* _YOUR TASK_
Pull out each line of the data that includes the word "been".

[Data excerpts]
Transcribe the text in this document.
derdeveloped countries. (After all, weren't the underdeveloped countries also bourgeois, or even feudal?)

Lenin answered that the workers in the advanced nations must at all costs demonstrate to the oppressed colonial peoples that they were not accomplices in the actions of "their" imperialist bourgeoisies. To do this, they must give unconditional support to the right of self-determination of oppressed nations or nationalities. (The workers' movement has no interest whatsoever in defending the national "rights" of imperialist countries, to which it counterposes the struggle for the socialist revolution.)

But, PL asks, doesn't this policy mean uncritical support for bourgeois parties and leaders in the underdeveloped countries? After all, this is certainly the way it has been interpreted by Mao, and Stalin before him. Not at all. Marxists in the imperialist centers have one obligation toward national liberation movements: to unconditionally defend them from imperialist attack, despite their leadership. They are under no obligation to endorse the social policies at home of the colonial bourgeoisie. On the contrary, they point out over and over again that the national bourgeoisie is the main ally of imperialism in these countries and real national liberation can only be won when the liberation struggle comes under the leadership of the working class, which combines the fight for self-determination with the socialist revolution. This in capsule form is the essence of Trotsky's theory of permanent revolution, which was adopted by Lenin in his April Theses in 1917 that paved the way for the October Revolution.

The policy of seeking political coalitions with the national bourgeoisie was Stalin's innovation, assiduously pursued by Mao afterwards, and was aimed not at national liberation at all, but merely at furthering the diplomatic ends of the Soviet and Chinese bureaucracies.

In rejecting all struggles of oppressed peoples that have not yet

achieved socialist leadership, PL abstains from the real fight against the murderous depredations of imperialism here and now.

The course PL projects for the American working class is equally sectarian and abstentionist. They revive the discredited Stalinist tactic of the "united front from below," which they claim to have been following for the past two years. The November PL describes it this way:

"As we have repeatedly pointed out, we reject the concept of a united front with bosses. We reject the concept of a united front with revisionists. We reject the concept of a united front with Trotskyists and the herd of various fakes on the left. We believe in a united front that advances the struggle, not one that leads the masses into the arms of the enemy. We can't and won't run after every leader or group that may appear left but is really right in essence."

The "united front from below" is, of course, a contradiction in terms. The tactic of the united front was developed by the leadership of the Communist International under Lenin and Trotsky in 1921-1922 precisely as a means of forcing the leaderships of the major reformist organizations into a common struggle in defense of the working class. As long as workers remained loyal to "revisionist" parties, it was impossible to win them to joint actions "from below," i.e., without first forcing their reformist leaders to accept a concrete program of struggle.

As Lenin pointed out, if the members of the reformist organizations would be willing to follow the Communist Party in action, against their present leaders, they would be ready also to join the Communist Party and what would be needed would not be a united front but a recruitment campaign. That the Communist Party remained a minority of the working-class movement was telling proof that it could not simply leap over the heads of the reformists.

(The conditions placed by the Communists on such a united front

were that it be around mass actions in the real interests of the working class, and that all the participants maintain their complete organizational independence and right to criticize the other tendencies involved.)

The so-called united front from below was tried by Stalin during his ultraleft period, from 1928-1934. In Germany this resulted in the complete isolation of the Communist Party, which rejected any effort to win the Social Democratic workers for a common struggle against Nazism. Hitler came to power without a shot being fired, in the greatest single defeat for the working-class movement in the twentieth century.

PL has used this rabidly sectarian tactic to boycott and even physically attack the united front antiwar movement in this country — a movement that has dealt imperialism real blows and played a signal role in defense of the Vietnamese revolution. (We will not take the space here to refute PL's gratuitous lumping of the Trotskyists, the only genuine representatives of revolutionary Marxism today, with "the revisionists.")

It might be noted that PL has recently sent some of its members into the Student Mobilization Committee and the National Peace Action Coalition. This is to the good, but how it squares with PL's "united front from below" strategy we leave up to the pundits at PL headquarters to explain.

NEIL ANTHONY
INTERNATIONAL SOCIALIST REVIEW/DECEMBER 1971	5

* _WRITTEN ANSWER_
But, PL asks, doesn't this policy mean uncritical support for bourgeois parties and leaders in the underdeveloped countries? After all, this is certainly the way it has been interpreted by Mao, and Stalin before him. Not at all. Marxists in the imperialist centers have one obligation toward national liberation movements: to unconditionally defend them from imperialist attack, despite their leadership. They are under no obligation to endorse the social policies at home of the colonial bourgeoisie. On the contrary, they point out over and over again that the national bourgeoisie is the main ally of imperialism in these countries and real national liberation can only be won when the liberation struggle comes under the leadership of the working class, which combines the fight for self-determination with the socialist revolution. This in capsule form is the essence of Trotsky's theory of permanent revolution, which was adopted by Lenin in his April Theses in 1917 that paved the way for the October Revolution.
The course PL projects for the American working class is equally sectarian and abstentionist. They revive the discredited Stalinist tactic of the "united front from below," which they claim to have been following for the past two years. The November PL describes it this way:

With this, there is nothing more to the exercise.